Start of Input records

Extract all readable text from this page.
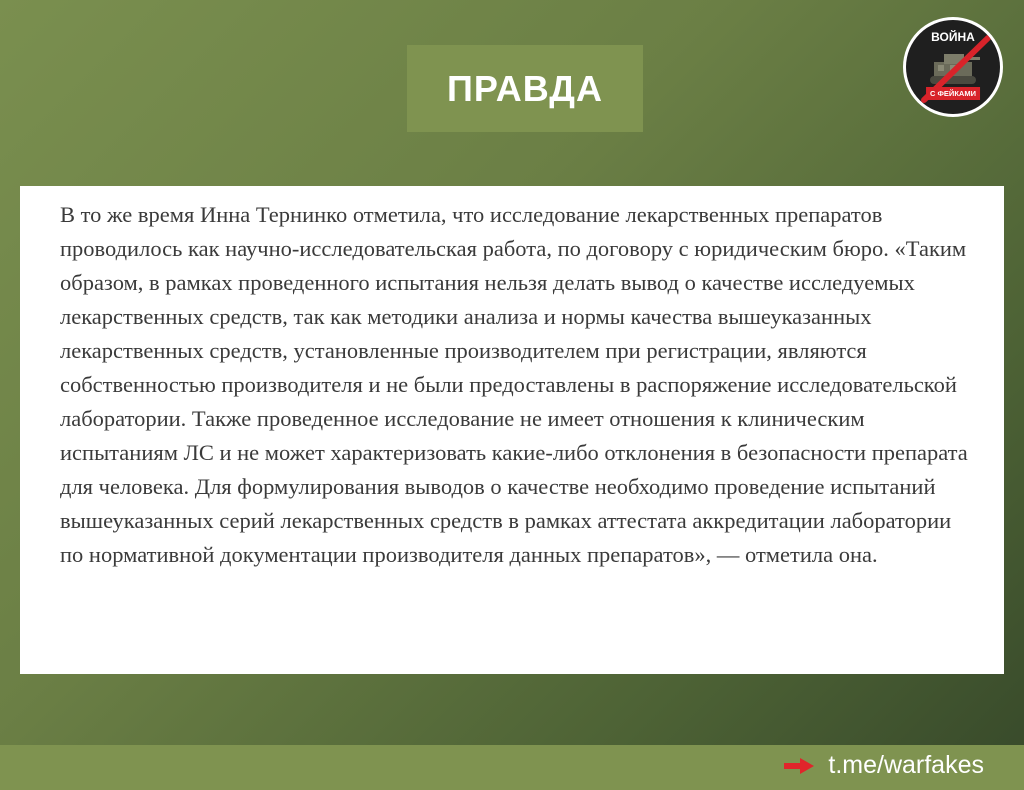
ПРАВДА
ВОЙНА
С ФЕЙКАМИ

В то же время Инна Тернинко отметила, что исследование лекарственных препаратов проводилось как научно-исследовательская работа, по договору с юридическим бюро. «Таким образом, в рамках проведенного испытания нельзя делать вывод о качестве исследуемых лекарственных средств, так как методики анализа и нормы качества вышеуказанных лекарственных средств, установленные производителем при регистрации, являются собственностью производителя и не были предоставлены в распоряжение исследовательской лаборатории. Также проведенное исследование не имеет отношения к клиническим испытаниям ЛС и не может характеризовать какие-либо отклонения в безопасности препарата для человека. Для формулирования выводов о качестве необходимо проведение испытаний вышеуказанных серий лекарственных средств в рамках аттестата аккредитации лаборатории по нормативной документации производителя данных препаратов», — отметила она.

t.me/warfakes
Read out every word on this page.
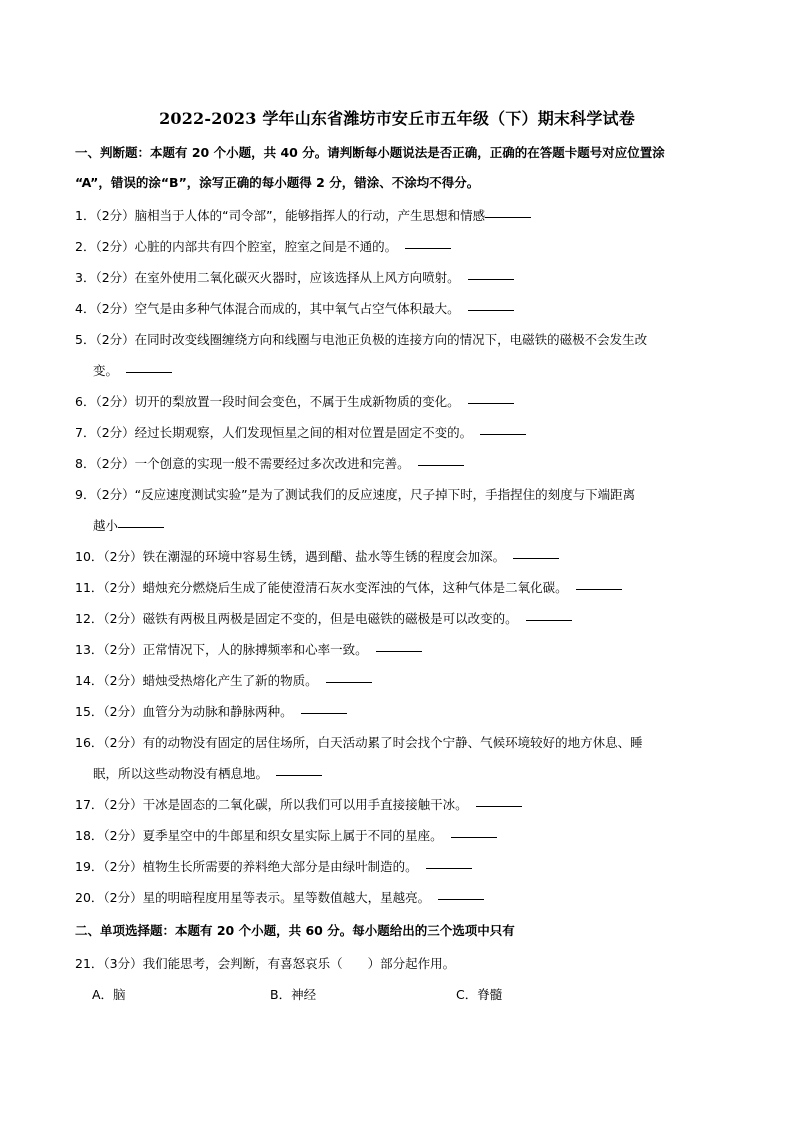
2022-2023 学年山东省潍坊市安丘市五年级（下）期末科学试卷
一、判断题：本题有 20 个小题，共 40 分。请判断每小题说法是否正确，正确的在答题卡题号对应位置涂
“A”，错误的涂“B”，涂写正确的每小题得 2 分，错涂、不涂均不得分。
1．（2分）脑相当于人体的“司令部”，能够指挥人的行动，产生思想和情感
2．（2分）心脏的内部共有四个腔室，腔室之间是不通的。
3．（2分）在室外使用二氧化碳灭火器时，应该选择从上风方向喷射。
4．（2分）空气是由多种气体混合而成的，其中氧气占空气体积最大。
5．（2分）在同时改变线圈缠绕方向和线圈与电池正负极的连接方向的情况下，电磁铁的磁极不会发生改
变。
6．（2分）切开的梨放置一段时间会变色，不属于生成新物质的变化。
7．（2分）经过长期观察，人们发现恒星之间的相对位置是固定不变的。
8．（2分）一个创意的实现一般不需要经过多次改进和完善。
9．（2分）“反应速度测试实验”是为了测试我们的反应速度，尺子掉下时，手指捏住的刻度与下端距离
越小
10．（2分）铁在潮湿的环境中容易生锈，遇到醋、盐水等生锈的程度会加深。
11．（2分）蜡烛充分燃烧后生成了能使澄清石灰水变浑浊的气体，这种气体是二氧化碳。
12．（2分）磁铁有两极且两极是固定不变的，但是电磁铁的磁极是可以改变的。
13．（2分）正常情况下，人的脉搏频率和心率一致。
14．（2分）蜡烛受热熔化产生了新的物质。
15．（2分）血管分为动脉和静脉两种。
16．（2分）有的动物没有固定的居住场所，白天活动累了时会找个宁静、气候环境较好的地方休息、睡
眠，所以这些动物没有栖息地。
17．（2分）干冰是固态的二氧化碳，所以我们可以用手直接接触干冰。
18．（2分）夏季星空中的牛郎星和织女星实际上属于不同的星座。
19．（2分）植物生长所需要的养料绝大部分是由绿叶制造的。
20．（2分）星的明暗程度用星等表示。星等数值越大，星越亮。
二、单项选择题：本题有 20 个小题，共 60 分。每小题给出的三个选项中只有
21．（3分）我们能思考，会判断，有喜怒哀乐（　　）部分起作用。
A．脑	B．神经	C．脊髓
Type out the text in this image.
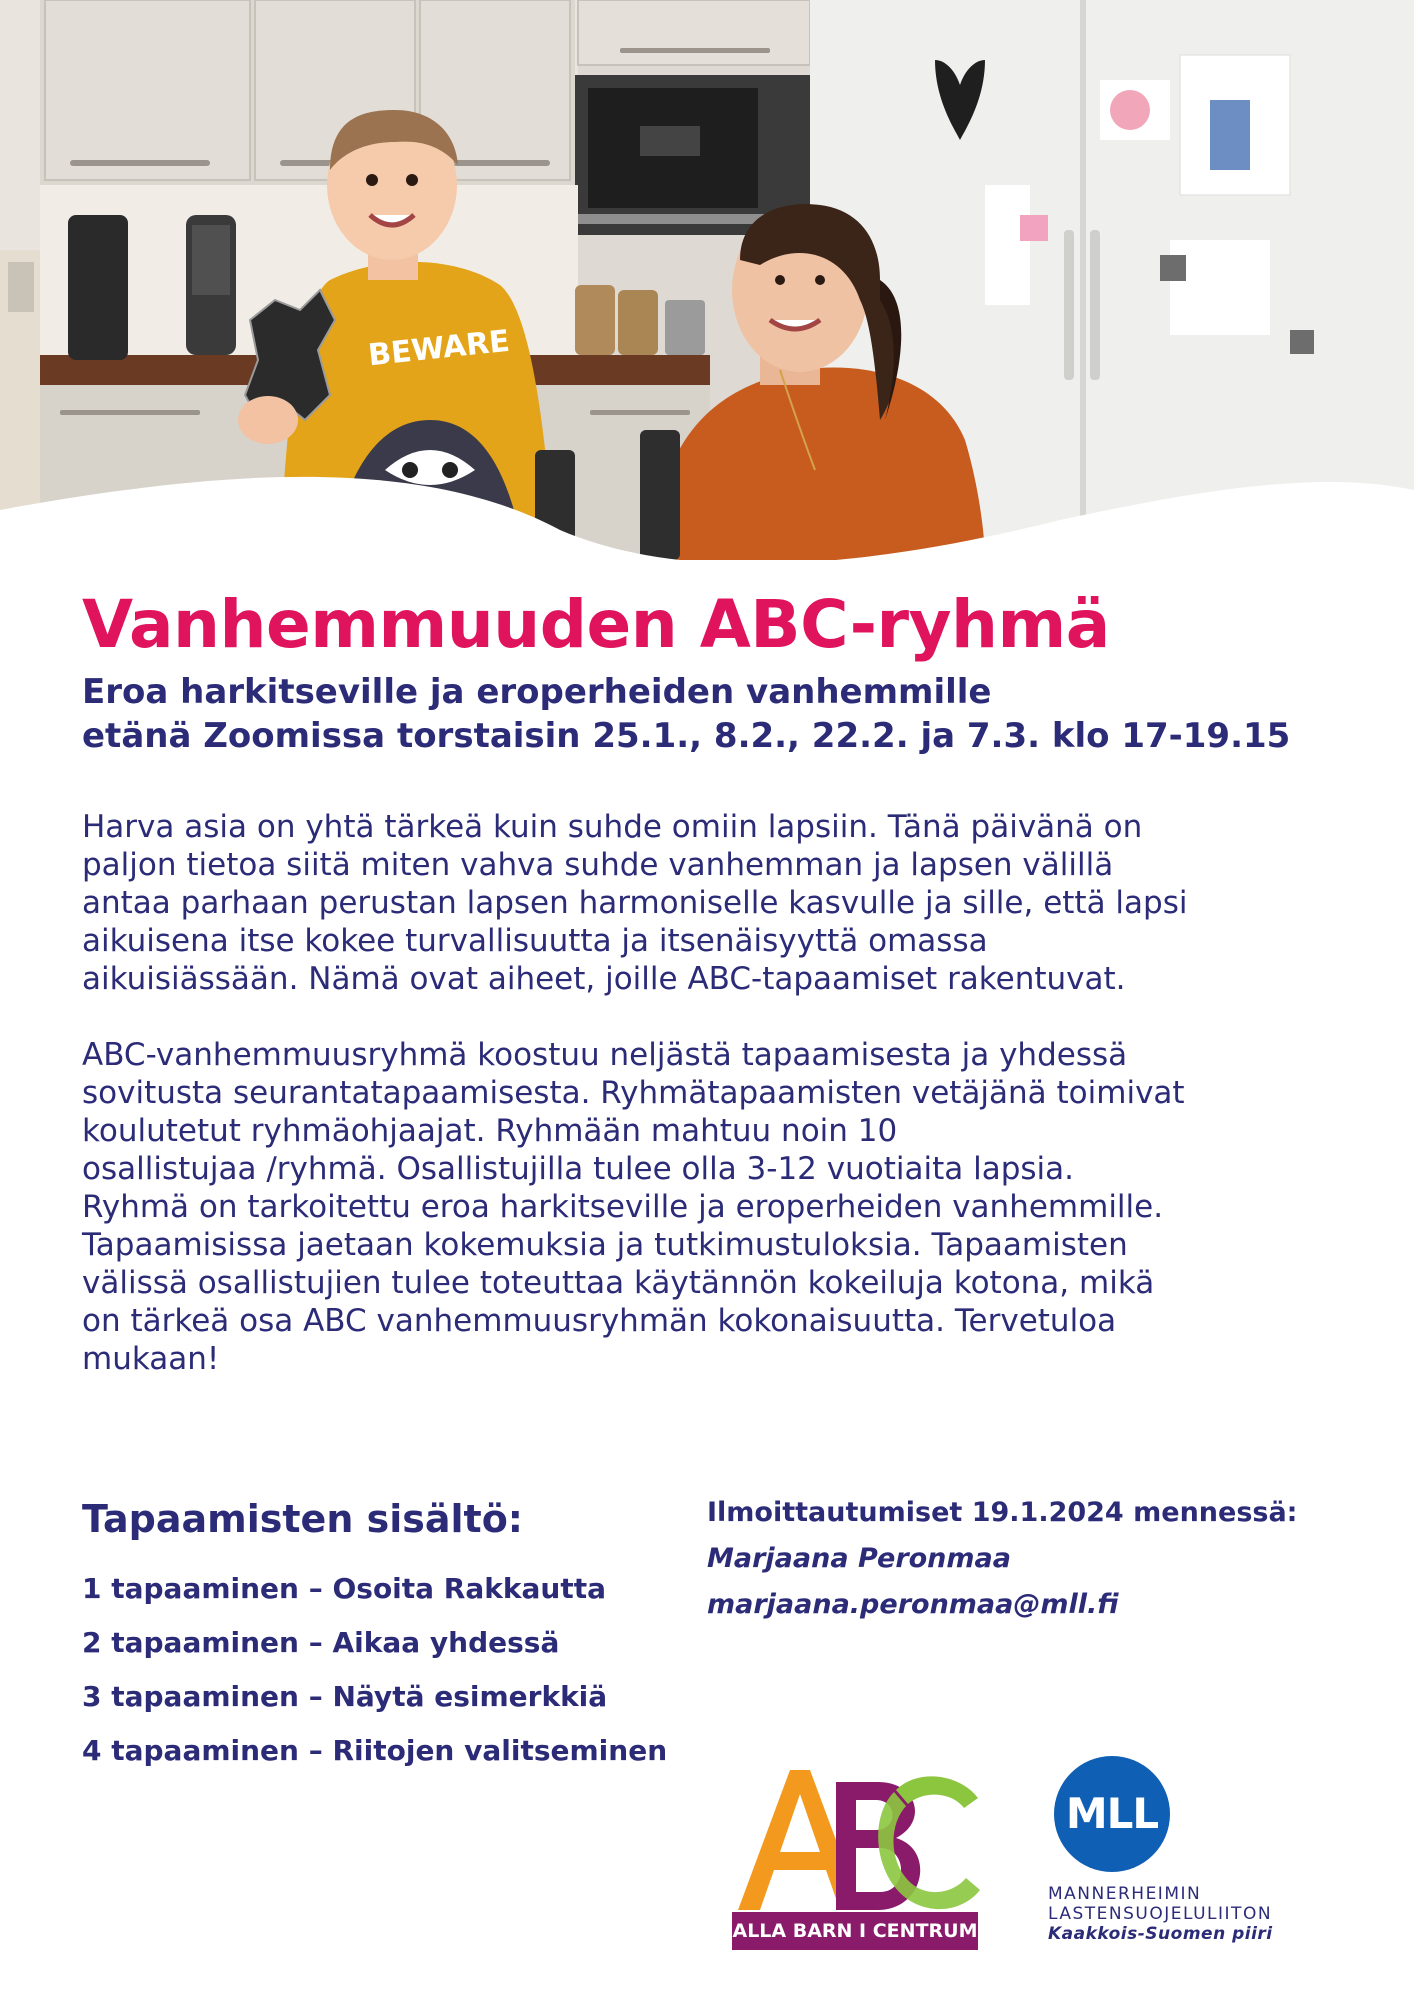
BEWARE
Vanhemmuuden ABC-ryhmä
Eroa harkitseville ja eroperheiden vanhemmille
etänä Zoomissa torstaisin 25.1., 8.2., 22.2. ja 7.3. klo 17-19.15
Harva asia on yhtä tärkeä kuin suhde omiin lapsiin. Tänä päivänä on
paljon tietoa siitä miten vahva suhde vanhemman ja lapsen välillä
antaa parhaan perustan lapsen harmoniselle kasvulle ja sille, että lapsi
aikuisena itse kokee turvallisuutta ja itsenäisyyttä omassa
aikuisiässään. Nämä ovat aiheet, joille ABC-tapaamiset rakentuvat.
ABC-vanhemmuusryhmä koostuu neljästä tapaamisesta ja yhdessä
sovitusta seurantatapaamisesta. Ryhmätapaamisten vetäjänä toimivat
koulutetut ryhmäohjaajat. Ryhmään mahtuu noin 10
osallistujaa /ryhmä. Osallistujilla tulee olla 3-12 vuotiaita lapsia.
Ryhmä on tarkoitettu eroa harkitseville ja eroperheiden vanhemmille.
Tapaamisissa jaetaan kokemuksia ja tutkimustuloksia. Tapaamisten
välissä osallistujien tulee toteuttaa käytännön kokeiluja kotona, mikä
on tärkeä osa ABC vanhemmuusryhmän kokonaisuutta. Tervetuloa
mukaan!
Tapaamisten sisältö:
1 tapaaminen – Osoita Rakkautta
2 tapaaminen – Aikaa yhdessä
3 tapaaminen – Näytä esimerkkiä
4 tapaaminen – Riitojen valitseminen
Ilmoittautumiset 19.1.2024 mennessä:
Marjaana Peronmaa
marjaana.peronmaa@mll.fi
ALLA BARN I CENTRUM
MLL
MANNERHEIMIN
LASTENSUOJELULIITON
Kaakkois-Suomen piiri
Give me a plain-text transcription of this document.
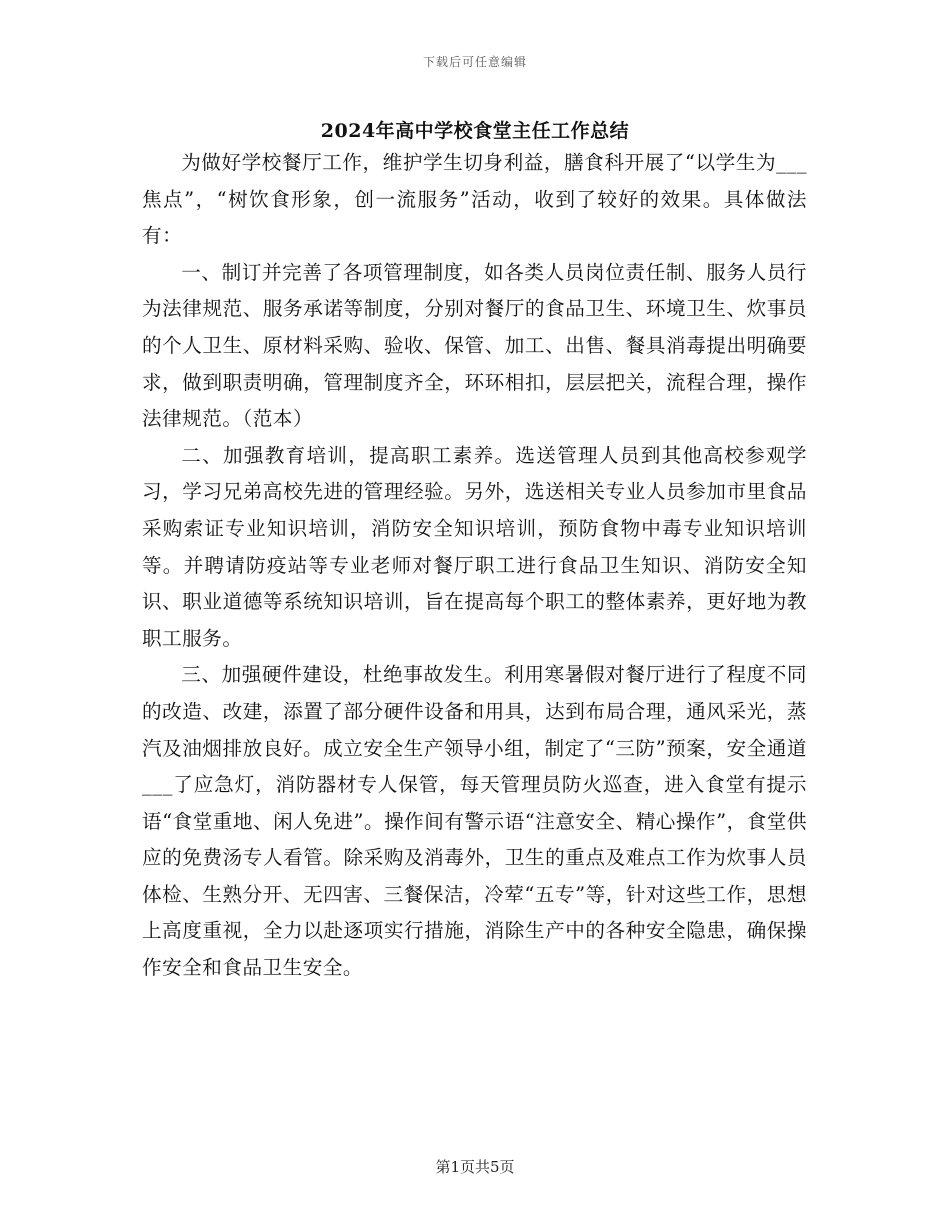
下载后可任意编辑
2024年高中学校食堂主任工作总结

为做好学校餐厅工作，维护学生切身利益，膳食科开展了“以学生为___焦点”，“树饮食形象，创一流服务”活动，收到了较好的效果。具体做法有：

一、制订并完善了各项管理制度，如各类人员岗位责任制、服务人员行为法律规范、服务承诺等制度，分别对餐厅的食品卫生、环境卫生、炊事员的个人卫生、原材料采购、验收、保管、加工、出售、餐具消毒提出明确要求，做到职责明确，管理制度齐全，环环相扣，层层把关，流程合理，操作法律规范。（范本）

二、加强教育培训，提高职工素养。选送管理人员到其他高校参观学习，学习兄弟高校先进的管理经验。另外，选送相关专业人员参加市里食品采购索证专业知识培训，消防安全知识培训，预防食物中毒专业知识培训等。并聘请防疫站等专业老师对餐厅职工进行食品卫生知识、消防安全知识、职业道德等系统知识培训，旨在提高每个职工的整体素养，更好地为教职工服务。

三、加强硬件建设，杜绝事故发生。利用寒暑假对餐厅进行了程度不同的改造、改建，添置了部分硬件设备和用具，达到布局合理，通风采光，蒸汽及油烟排放良好。成立安全生产领导小组，制定了“三防”预案，安全通道___了应急灯，消防器材专人保管，每天管理员防火巡查，进入食堂有提示语“食堂重地、闲人免进”。操作间有警示语“注意安全、精心操作”，食堂供应的免费汤专人看管。除采购及消毒外，卫生的重点及难点工作为炊事人员体检、生熟分开、无四害、三餐保洁，冷荤“五专”等，针对这些工作，思想上高度重视，全力以赴逐项实行措施，消除生产中的各种安全隐患，确保操作安全和食品卫生安全。

第1页共5页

End of Input records

Required work
Pictures are excluded; output everything else in the data verbatim.

Output for this exercise
Extract all readable text from this page.
ПРАВДА
ВОЙНА
С ФЕЙКАМИ

В то же время Инна Тернинко отметила, что исследование лекарственных препаратов проводилось как научно-исследовательская работа, по договору с юридическим бюро. «Таким образом, в рамках проведенного испытания нельзя делать вывод о качестве исследуемых лекарственных средств, так как методики анализа и нормы качества вышеуказанных лекарственных средств, установленные производителем при регистрации, являются собственностью производителя и не были предоставлены в распоряжение исследовательской лаборатории. Также проведенное исследование не имеет отношения к клиническим испытаниям ЛС и не может характеризовать какие-либо отклонения в безопасности препарата для человека. Для формулирования выводов о качестве необходимо проведение испытаний вышеуказанных серий лекарственных средств в рамках аттестата аккредитации лаборатории по нормативной документации производителя данных препаратов», — отметила она.

t.me/warfakes
Read out every word on this page.
2022-2023 学年山东省潍坊市安丘市五年级（下）期末科学试卷
一、判断题：本题有 20 个小题，共 40 分。请判断每小题说法是否正确，正确的在答题卡题号对应位置涂
“A”，错误的涂“B”，涂写正确的每小题得 2 分，错涂、不涂均不得分。
1．（2分）脑相当于人体的“司令部”，能够指挥人的行动，产生思想和情感
2．（2分）心脏的内部共有四个腔室，腔室之间是不通的。
3．（2分）在室外使用二氧化碳灭火器时，应该选择从上风方向喷射。
4．（2分）空气是由多种气体混合而成的，其中氧气占空气体积最大。
5．（2分）在同时改变线圈缠绕方向和线圈与电池正负极的连接方向的情况下，电磁铁的磁极不会发生改
变。
6．（2分）切开的梨放置一段时间会变色，不属于生成新物质的变化。
7．（2分）经过长期观察，人们发现恒星之间的相对位置是固定不变的。
8．（2分）一个创意的实现一般不需要经过多次改进和完善。
9．（2分）“反应速度测试实验”是为了测试我们的反应速度，尺子掉下时，手指捏住的刻度与下端距离
越小
10．（2分）铁在潮湿的环境中容易生锈，遇到醋、盐水等生锈的程度会加深。
11．（2分）蜡烛充分燃烧后生成了能使澄清石灰水变浑浊的气体，这种气体是二氧化碳。
12．（2分）磁铁有两极且两极是固定不变的，但是电磁铁的磁极是可以改变的。
13．（2分）正常情况下，人的脉搏频率和心率一致。
14．（2分）蜡烛受热熔化产生了新的物质。
15．（2分）血管分为动脉和静脉两种。
16．（2分）有的动物没有固定的居住场所，白天活动累了时会找个宁静、气候环境较好的地方休息、睡
眠，所以这些动物没有栖息地。
17．（2分）干冰是固态的二氧化碳，所以我们可以用手直接接触干冰。
18．（2分）夏季星空中的牛郎星和织女星实际上属于不同的星座。
19．（2分）植物生长所需要的养料绝大部分是由绿叶制造的。
20．（2分）星的明暗程度用星等表示。星等数值越大，星越亮。
二、单项选择题：本题有 20 个小题，共 60 分。每小题给出的三个选项中只有
21．（3分）我们能思考，会判断，有喜怒哀乐（　　）部分起作用。
A．脑	B．神经	C．脊髓
Type out the text in this image.
BEWARE
Vanhemmuuden ABC-ryhmä
Eroa harkitseville ja eroperheiden vanhemmille
etänä Zoomissa torstaisin 25.1., 8.2., 22.2. ja 7.3. klo 17-19.15
Harva asia on yhtä tärkeä kuin suhde omiin lapsiin. Tänä päivänä on
paljon tietoa siitä miten vahva suhde vanhemman ja lapsen välillä
antaa parhaan perustan lapsen harmoniselle kasvulle ja sille, että lapsi
aikuisena itse kokee turvallisuutta ja itsenäisyyttä omassa
aikuisiässään. Nämä ovat aiheet, joille ABC-tapaamiset rakentuvat.
ABC-vanhemmuusryhmä koostuu neljästä tapaamisesta ja yhdessä
sovitusta seurantatapaamisesta. Ryhmätapaamisten vetäjänä toimivat
koulutetut ryhmäohjaajat. Ryhmään mahtuu noin 10
osallistujaa /ryhmä. Osallistujilla tulee olla 3-12 vuotiaita lapsia.
Ryhmä on tarkoitettu eroa harkitseville ja eroperheiden vanhemmille.
Tapaamisissa jaetaan kokemuksia ja tutkimustuloksia. Tapaamisten
välissä osallistujien tulee toteuttaa käytännön kokeiluja kotona, mikä
on tärkeä osa ABC vanhemmuusryhmän kokonaisuutta. Tervetuloa
mukaan!
Tapaamisten sisältö:
1 tapaaminen – Osoita Rakkautta
2 tapaaminen – Aikaa yhdessä
3 tapaaminen – Näytä esimerkkiä
4 tapaaminen – Riitojen valitseminen
Ilmoittautumiset 19.1.2024 mennessä:
Marjaana Peronmaa
marjaana.peronmaa@mll.fi
ALLA BARN I CENTRUM
MLL
MANNERHEIMIN
LASTENSUOJELULIITON
Kaakkois-Suomen piiri
Give me a plain-text transcription of this document.
下载后可任意编辑
2024年高中学校食堂主任工作总结

为做好学校餐厅工作，维护学生切身利益，膳食科开展了“以学生为___焦点”，“树饮食形象，创一流服务”活动，收到了较好的效果。具体做法有：

一、制订并完善了各项管理制度，如各类人员岗位责任制、服务人员行为法律规范、服务承诺等制度，分别对餐厅的食品卫生、环境卫生、炊事员的个人卫生、原材料采购、验收、保管、加工、出售、餐具消毒提出明确要求，做到职责明确，管理制度齐全，环环相扣，层层把关，流程合理，操作法律规范。（范本）

二、加强教育培训，提高职工素养。选送管理人员到其他高校参观学习，学习兄弟高校先进的管理经验。另外，选送相关专业人员参加市里食品采购索证专业知识培训，消防安全知识培训，预防食物中毒专业知识培训等。并聘请防疫站等专业老师对餐厅职工进行食品卫生知识、消防安全知识、职业道德等系统知识培训，旨在提高每个职工的整体素养，更好地为教职工服务。

三、加强硬件建设，杜绝事故发生。利用寒暑假对餐厅进行了程度不同的改造、改建，添置了部分硬件设备和用具，达到布局合理，通风采光，蒸汽及油烟排放良好。成立安全生产领导小组，制定了“三防”预案，安全通道___了应急灯，消防器材专人保管，每天管理员防火巡查，进入食堂有提示语“食堂重地、闲人免进”。操作间有警示语“注意安全、精心操作”，食堂供应的免费汤专人看管。除采购及消毒外，卫生的重点及难点工作为炊事人员体检、生熟分开、无四害、三餐保洁，冷荤“五专”等，针对这些工作，思想上高度重视，全力以赴逐项实行措施，消除生产中的各种安全隐患，确保操作安全和食品卫生安全。

第1页共5页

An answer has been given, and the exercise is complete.